[Spatial layout entries]
··········

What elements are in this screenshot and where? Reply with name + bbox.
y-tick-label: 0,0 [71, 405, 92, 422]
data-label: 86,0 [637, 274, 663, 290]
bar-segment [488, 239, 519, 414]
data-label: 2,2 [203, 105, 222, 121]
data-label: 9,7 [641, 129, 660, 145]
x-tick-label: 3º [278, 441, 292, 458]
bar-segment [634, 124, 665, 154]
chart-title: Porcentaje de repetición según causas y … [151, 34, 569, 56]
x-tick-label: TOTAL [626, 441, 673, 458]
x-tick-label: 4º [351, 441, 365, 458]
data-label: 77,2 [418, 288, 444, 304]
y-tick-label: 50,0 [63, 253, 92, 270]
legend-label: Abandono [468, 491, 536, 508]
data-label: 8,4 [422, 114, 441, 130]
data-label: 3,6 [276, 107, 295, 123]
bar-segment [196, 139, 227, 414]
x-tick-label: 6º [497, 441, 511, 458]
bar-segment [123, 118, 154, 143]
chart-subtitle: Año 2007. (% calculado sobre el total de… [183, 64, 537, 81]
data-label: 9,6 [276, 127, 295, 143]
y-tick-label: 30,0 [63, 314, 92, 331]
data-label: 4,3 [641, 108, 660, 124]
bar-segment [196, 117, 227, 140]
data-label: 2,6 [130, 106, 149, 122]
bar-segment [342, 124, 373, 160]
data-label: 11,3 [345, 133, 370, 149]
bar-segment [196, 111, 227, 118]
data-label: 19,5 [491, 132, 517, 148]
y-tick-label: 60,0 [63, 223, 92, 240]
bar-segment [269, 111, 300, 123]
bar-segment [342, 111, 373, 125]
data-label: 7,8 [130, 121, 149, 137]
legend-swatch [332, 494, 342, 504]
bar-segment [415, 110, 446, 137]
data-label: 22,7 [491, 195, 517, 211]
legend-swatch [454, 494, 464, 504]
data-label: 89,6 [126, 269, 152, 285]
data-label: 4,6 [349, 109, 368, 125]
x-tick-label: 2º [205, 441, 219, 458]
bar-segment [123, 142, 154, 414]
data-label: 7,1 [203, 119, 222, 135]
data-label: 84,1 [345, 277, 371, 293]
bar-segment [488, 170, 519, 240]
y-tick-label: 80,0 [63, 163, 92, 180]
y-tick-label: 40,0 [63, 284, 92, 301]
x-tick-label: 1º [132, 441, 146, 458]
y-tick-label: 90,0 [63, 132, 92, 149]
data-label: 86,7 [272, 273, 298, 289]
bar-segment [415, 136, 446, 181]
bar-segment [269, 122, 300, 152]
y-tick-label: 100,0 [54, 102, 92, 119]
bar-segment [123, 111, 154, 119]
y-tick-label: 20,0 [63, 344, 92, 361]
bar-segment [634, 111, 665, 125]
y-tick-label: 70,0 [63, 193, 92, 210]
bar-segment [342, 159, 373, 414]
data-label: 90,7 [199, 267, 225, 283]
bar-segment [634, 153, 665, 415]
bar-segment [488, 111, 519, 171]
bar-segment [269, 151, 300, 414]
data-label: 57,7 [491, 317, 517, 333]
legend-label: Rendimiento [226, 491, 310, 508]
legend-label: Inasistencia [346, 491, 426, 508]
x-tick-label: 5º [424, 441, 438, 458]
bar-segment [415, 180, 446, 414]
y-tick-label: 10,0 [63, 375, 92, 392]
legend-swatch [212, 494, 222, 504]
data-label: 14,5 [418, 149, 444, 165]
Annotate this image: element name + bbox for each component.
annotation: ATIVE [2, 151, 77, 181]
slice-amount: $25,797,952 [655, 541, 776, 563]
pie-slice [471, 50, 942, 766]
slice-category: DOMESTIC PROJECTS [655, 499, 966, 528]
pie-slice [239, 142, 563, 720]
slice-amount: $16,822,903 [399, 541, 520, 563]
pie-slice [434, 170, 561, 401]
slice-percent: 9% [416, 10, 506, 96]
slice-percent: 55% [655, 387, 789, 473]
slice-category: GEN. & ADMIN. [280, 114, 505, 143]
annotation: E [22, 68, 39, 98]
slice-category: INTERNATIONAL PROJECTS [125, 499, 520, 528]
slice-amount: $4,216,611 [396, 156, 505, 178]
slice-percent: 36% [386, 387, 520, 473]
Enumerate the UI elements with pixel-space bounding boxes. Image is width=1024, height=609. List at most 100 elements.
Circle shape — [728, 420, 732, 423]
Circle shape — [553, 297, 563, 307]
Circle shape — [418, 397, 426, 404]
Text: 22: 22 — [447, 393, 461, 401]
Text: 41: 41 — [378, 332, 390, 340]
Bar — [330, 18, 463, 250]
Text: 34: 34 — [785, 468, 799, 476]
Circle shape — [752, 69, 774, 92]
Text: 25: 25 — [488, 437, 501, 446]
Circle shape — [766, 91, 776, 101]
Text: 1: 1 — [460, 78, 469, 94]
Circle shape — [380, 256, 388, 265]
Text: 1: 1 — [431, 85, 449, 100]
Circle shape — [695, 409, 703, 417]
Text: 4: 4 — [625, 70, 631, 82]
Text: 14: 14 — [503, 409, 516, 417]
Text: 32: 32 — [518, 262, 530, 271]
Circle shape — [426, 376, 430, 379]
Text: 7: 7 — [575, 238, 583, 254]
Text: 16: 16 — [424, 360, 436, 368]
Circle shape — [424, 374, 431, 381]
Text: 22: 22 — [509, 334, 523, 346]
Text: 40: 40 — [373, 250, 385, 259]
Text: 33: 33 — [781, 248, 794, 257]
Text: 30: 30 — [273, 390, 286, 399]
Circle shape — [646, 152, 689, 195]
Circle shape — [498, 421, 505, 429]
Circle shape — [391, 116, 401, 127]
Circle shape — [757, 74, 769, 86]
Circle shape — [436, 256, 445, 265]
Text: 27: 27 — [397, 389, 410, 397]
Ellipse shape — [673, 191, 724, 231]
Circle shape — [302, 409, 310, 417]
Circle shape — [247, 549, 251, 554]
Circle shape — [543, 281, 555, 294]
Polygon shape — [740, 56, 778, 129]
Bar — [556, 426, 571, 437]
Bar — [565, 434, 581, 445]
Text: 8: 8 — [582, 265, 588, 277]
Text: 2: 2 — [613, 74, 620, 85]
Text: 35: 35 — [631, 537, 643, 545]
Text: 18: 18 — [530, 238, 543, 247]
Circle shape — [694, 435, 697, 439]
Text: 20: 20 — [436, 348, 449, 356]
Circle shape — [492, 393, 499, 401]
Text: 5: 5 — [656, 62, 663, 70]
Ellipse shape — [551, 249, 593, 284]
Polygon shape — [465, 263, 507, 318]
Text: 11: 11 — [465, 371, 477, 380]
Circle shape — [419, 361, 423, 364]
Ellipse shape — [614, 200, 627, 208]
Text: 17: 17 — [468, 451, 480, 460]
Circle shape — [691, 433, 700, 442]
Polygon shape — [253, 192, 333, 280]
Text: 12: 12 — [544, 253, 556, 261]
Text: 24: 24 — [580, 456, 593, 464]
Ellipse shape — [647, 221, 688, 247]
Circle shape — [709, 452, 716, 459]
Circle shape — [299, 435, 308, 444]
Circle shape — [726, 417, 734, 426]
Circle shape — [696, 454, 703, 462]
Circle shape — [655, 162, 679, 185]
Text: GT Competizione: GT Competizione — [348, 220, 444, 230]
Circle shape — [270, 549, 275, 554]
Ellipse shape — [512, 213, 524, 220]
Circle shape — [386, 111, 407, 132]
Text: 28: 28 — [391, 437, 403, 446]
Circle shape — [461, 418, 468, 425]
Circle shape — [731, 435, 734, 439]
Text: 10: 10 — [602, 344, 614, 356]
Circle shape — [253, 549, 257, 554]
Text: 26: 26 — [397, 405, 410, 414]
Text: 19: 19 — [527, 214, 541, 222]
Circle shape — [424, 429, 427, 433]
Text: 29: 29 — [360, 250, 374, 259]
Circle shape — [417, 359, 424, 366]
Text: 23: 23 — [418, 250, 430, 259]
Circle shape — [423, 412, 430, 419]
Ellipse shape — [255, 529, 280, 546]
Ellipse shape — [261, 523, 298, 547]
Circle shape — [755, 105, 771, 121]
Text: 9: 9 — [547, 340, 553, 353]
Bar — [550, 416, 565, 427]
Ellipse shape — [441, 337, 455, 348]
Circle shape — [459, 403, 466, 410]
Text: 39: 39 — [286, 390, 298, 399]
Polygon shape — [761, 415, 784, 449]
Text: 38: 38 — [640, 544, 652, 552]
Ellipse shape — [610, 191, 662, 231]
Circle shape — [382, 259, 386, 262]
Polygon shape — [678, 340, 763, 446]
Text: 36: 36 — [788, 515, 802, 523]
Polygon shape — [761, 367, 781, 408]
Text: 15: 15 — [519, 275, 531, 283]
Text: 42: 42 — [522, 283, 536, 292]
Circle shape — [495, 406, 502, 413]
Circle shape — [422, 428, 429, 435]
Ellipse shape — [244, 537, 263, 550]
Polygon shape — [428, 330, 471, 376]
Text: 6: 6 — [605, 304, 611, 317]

··········

=== Stated goal ===
Change "x-tick-label" to "x-axis-label" in the rows from the start through the line with "data-label: 77,2 [418, 288, 444, 304]", and give those lines again with nothing else altered.

=== The answer ===
What elements are in this screenshot and where? Reply with name + bbox.
y-tick-label: 0,0 [71, 405, 92, 422]
data-label: 86,0 [637, 274, 663, 290]
bar-segment [488, 239, 519, 414]
data-label: 2,2 [203, 105, 222, 121]
data-label: 9,7 [641, 129, 660, 145]
x-axis-label: 3º [278, 441, 292, 458]
bar-segment [634, 124, 665, 154]
chart-title: Porcentaje de repetición según causas y … [151, 34, 569, 56]
x-axis-label: TOTAL [626, 441, 673, 458]
x-axis-label: 4º [351, 441, 365, 458]
data-label: 77,2 [418, 288, 444, 304]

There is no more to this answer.